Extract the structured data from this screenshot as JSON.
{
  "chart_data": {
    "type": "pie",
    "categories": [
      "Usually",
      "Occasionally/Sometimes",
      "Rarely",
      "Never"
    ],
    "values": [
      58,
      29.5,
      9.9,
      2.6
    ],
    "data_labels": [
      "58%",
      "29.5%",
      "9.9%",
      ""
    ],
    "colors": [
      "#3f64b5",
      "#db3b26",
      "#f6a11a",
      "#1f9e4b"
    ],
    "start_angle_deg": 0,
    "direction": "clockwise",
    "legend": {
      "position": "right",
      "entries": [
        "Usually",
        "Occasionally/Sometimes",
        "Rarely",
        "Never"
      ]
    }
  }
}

====

TASK:
Write out all of the records once more, exactly.

FINISHED ANSWER:
Extract the structured data from this screenshot as JSON.
{
  "chart_data": {
    "type": "pie",
    "categories": [
      "Usually",
      "Occasionally/Sometimes",
      "Rarely",
      "Never"
    ],
    "values": [
      58,
      29.5,
      9.9,
      2.6
    ],
    "data_labels": [
      "58%",
      "29.5%",
      "9.9%",
      ""
    ],
    "colors": [
      "#3f64b5",
      "#db3b26",
      "#f6a11a",
      "#1f9e4b"
    ],
    "start_angle_deg": 0,
    "direction": "clockwise",
    "legend": {
      "position": "right",
      "entries": [
        "Usually",
        "Occasionally/Sometimes",
        "Rarely",
        "Never"
      ]
    }
  }
}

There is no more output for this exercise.